**Stated task**
Scan the material below for the string "value", and copy every line where it shows up.

**Exercise material**
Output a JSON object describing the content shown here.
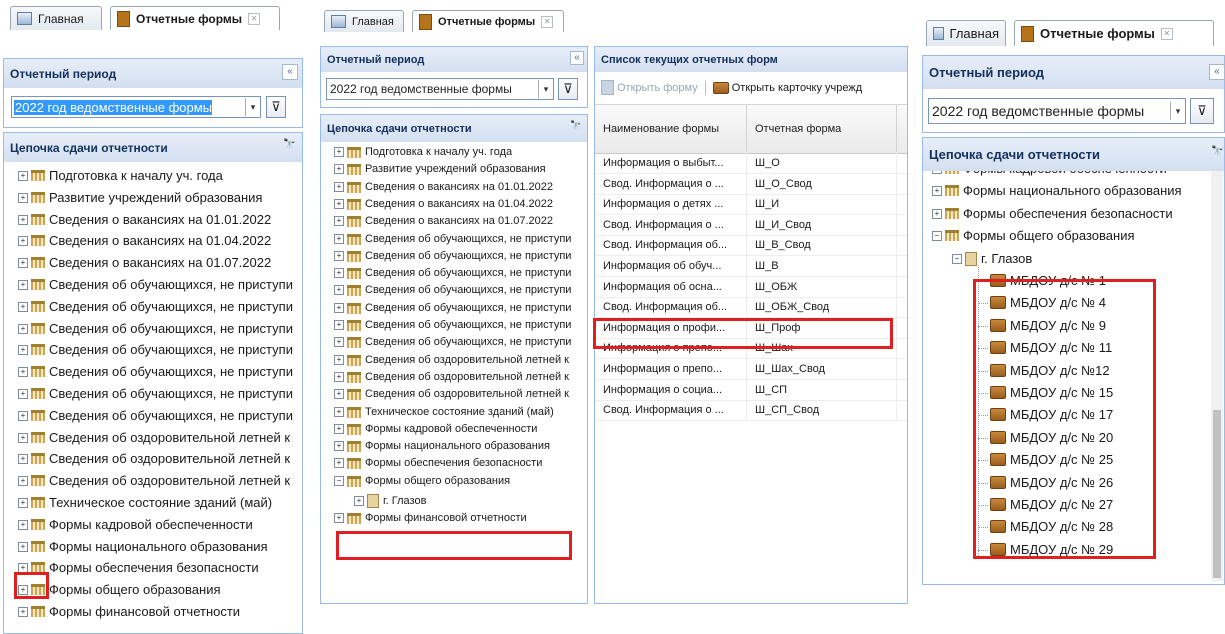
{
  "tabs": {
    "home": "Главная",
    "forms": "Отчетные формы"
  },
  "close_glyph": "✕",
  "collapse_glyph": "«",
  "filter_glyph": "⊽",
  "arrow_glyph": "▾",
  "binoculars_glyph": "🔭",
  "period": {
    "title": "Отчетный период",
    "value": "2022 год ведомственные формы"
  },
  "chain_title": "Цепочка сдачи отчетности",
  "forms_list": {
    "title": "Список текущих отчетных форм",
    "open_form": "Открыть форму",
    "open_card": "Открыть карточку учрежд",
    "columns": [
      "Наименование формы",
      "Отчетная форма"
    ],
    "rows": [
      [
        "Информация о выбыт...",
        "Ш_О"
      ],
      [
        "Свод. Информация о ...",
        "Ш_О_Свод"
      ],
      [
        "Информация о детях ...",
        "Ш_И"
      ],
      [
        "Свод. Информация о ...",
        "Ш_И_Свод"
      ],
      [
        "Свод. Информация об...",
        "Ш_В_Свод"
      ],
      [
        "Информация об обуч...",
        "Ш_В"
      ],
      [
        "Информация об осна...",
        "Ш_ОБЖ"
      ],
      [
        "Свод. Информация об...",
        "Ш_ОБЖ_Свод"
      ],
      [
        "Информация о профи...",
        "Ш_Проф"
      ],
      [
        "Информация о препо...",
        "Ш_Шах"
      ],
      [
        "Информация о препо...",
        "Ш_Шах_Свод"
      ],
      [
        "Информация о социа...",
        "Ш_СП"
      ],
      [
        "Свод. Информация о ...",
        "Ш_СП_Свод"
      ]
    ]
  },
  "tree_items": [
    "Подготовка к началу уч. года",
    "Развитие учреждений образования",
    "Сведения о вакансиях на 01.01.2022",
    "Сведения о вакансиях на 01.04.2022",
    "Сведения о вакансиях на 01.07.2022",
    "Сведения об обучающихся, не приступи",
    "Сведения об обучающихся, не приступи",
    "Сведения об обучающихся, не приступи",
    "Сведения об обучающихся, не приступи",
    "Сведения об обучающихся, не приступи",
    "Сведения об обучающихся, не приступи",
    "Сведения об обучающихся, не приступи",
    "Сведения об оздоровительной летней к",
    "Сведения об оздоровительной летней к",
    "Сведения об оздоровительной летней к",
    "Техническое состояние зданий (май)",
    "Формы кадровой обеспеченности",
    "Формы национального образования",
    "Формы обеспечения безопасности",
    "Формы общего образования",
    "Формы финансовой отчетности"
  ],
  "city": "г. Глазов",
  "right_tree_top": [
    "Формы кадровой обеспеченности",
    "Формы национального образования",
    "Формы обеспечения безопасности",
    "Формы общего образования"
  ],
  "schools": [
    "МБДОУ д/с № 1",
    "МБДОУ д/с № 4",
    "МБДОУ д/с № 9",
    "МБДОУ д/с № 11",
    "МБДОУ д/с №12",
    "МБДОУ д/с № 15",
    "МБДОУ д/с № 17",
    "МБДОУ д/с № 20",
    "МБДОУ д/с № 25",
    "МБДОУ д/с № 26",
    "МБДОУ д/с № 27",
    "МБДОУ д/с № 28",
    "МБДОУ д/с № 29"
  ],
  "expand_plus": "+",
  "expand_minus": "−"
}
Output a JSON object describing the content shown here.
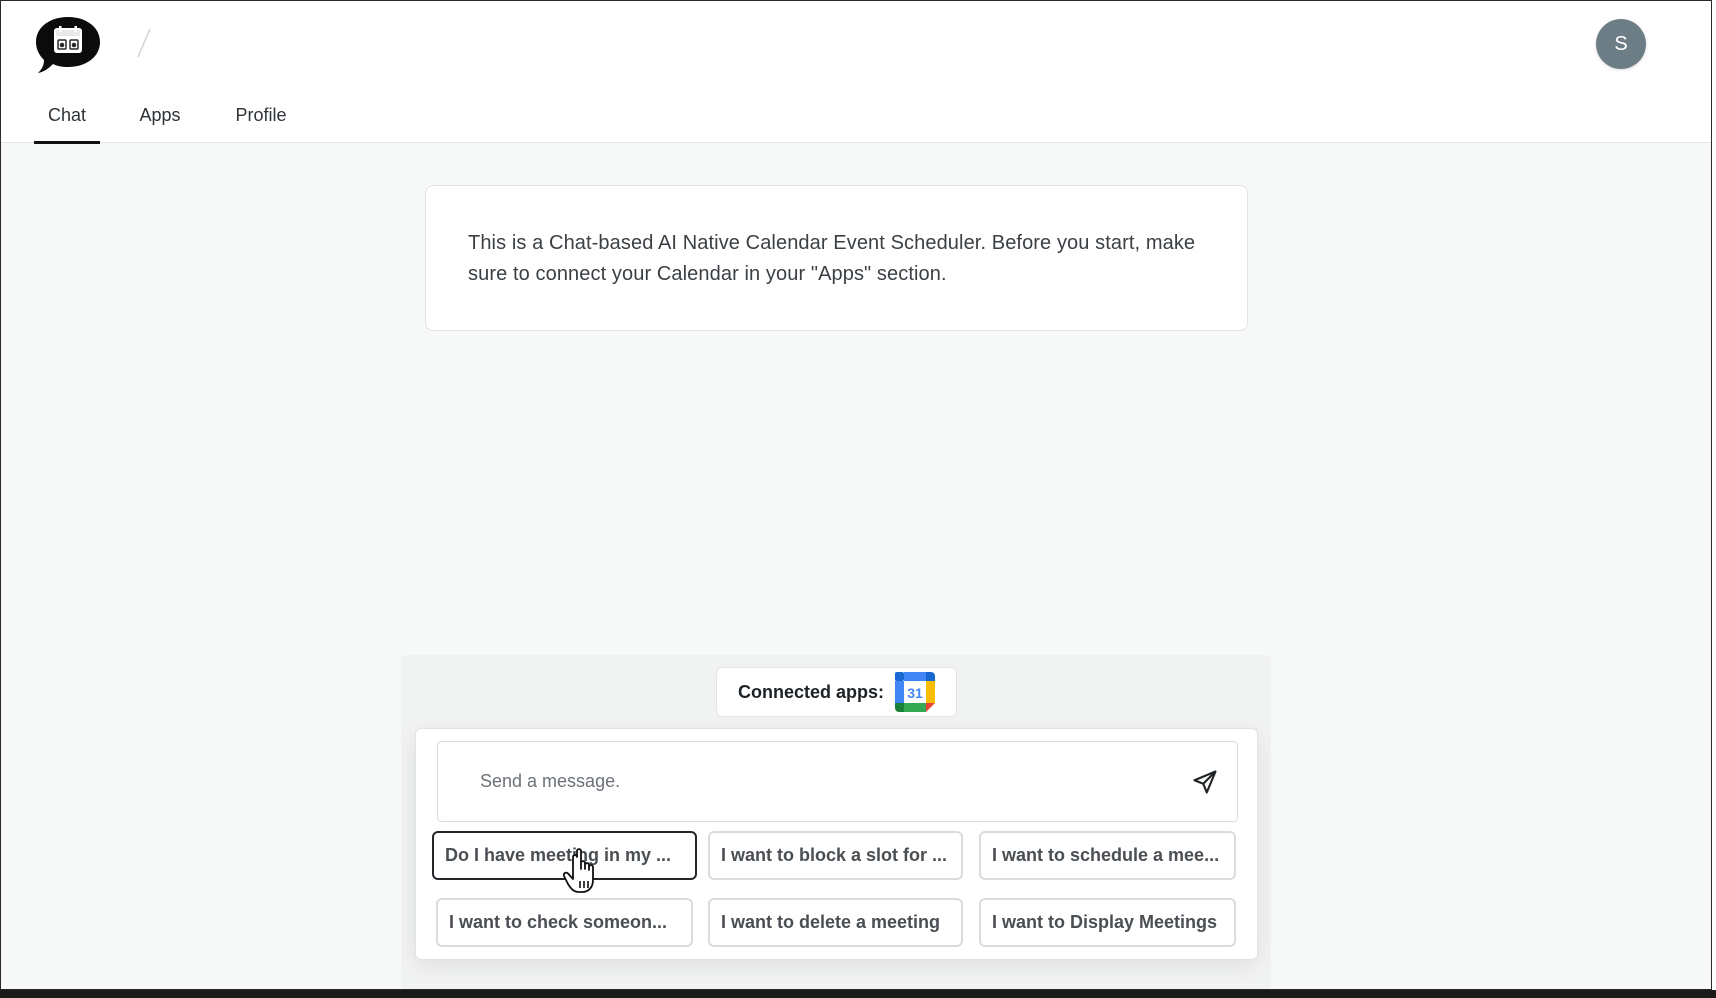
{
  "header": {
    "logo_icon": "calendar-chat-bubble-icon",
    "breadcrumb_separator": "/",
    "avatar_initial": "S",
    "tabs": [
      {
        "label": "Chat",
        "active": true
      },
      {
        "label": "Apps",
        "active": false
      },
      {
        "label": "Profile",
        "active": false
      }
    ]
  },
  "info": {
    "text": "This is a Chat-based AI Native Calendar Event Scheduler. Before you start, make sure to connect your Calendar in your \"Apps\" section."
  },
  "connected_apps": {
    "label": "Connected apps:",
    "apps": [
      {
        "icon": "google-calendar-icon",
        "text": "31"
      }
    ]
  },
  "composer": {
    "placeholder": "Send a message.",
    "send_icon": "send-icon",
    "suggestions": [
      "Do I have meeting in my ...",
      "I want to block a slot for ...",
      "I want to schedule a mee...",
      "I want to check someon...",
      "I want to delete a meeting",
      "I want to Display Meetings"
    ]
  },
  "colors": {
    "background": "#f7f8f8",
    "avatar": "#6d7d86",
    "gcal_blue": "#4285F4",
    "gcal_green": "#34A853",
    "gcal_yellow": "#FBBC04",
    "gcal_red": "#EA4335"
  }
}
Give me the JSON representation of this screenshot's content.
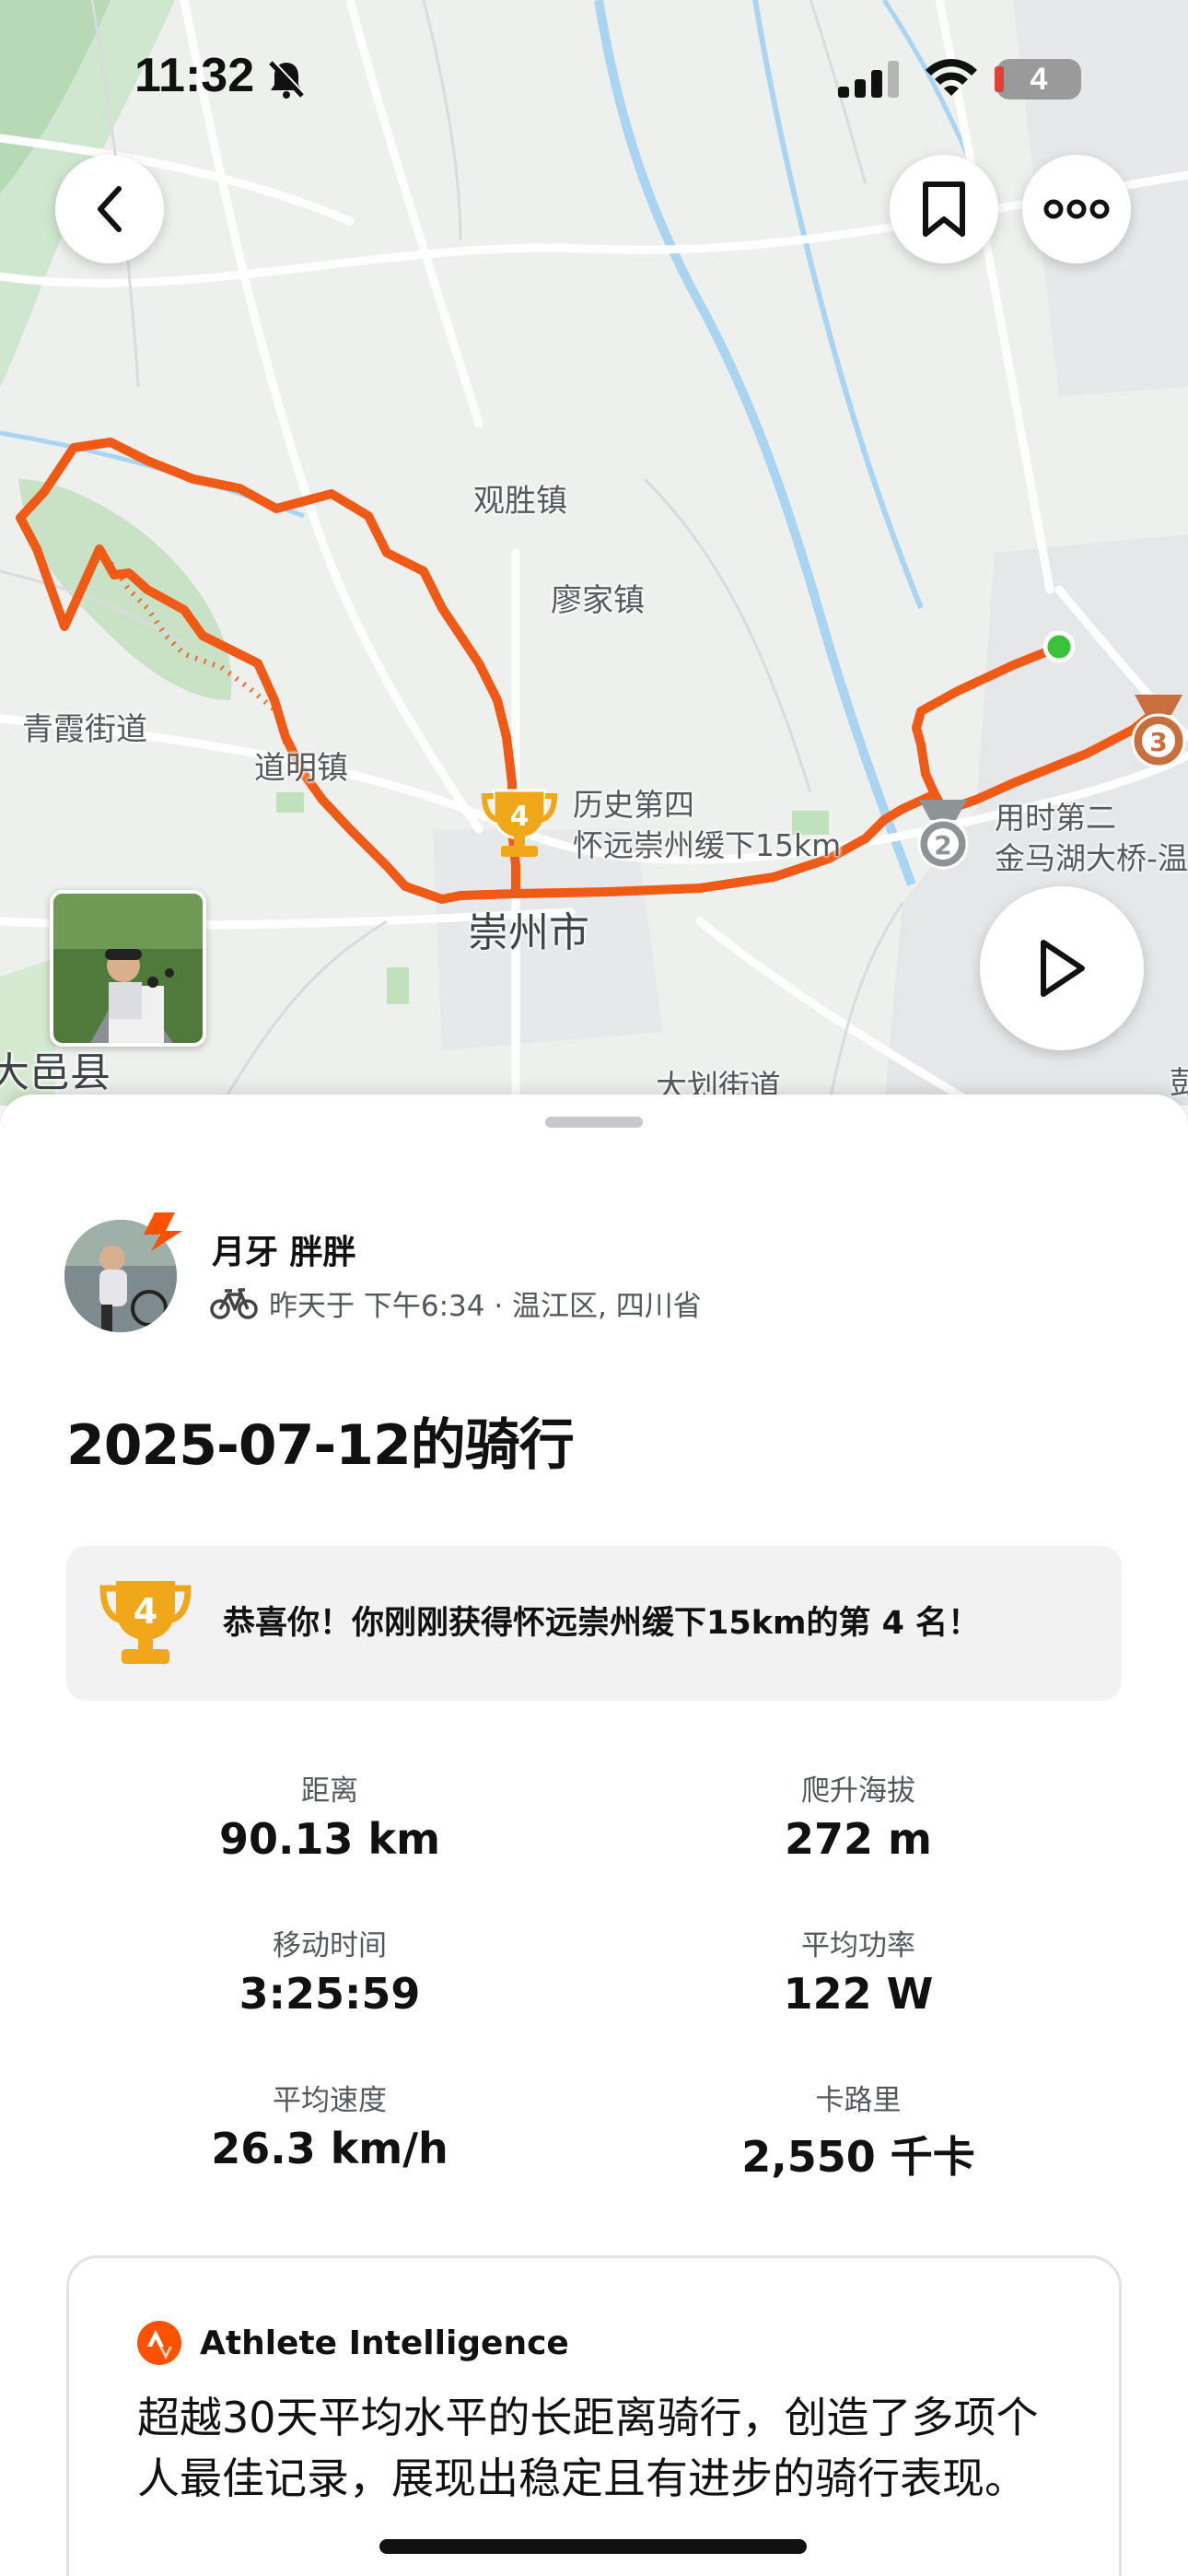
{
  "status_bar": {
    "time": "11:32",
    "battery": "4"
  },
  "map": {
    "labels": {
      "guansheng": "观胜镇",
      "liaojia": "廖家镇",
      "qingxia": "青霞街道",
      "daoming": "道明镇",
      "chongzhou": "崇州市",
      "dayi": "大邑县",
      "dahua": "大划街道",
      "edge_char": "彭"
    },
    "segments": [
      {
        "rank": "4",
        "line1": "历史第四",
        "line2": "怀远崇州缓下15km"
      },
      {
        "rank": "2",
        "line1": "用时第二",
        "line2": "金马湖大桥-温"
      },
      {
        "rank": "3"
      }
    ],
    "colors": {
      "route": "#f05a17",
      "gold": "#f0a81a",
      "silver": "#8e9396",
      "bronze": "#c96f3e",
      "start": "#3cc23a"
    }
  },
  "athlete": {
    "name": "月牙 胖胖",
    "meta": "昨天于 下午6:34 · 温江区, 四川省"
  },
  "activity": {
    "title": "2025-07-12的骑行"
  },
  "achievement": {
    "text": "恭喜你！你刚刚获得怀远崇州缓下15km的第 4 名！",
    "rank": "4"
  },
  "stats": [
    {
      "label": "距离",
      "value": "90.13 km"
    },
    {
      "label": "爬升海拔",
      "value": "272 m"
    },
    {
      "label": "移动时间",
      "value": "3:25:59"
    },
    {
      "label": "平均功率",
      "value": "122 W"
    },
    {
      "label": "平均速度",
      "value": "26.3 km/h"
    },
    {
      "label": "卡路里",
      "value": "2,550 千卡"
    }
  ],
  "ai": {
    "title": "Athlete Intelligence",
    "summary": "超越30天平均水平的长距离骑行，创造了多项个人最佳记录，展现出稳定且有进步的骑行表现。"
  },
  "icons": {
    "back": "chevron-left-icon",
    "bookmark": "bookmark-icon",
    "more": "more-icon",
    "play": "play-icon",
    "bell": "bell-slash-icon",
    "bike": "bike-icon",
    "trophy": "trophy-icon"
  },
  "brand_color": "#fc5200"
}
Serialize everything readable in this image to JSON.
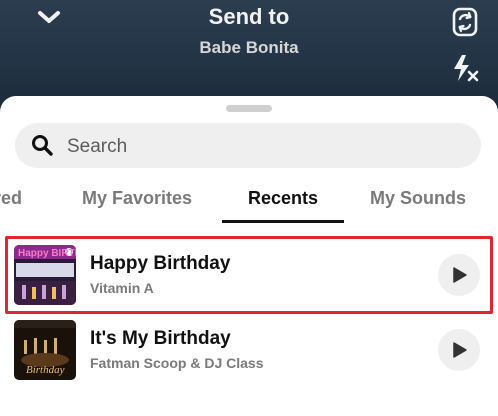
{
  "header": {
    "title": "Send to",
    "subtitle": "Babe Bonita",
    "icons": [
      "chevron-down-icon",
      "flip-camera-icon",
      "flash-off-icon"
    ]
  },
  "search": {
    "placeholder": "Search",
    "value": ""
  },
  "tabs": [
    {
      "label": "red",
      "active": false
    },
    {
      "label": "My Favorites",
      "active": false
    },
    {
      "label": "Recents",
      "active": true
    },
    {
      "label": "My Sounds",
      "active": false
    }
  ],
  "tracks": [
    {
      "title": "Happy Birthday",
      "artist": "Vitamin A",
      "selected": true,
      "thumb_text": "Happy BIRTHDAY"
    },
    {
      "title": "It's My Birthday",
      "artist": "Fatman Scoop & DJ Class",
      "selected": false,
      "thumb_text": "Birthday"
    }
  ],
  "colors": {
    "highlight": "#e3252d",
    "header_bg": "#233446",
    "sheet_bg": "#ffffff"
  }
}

**Result for this task**
    "value": "2022 год ведомственные формы"
      "value": "90.13 km"
      "value": "272 m"
      "value": "3:25:59"
      "value": "122 W"
      "value": "26.3 km/h"
      "value": "2,550 千卡"
    "value": ""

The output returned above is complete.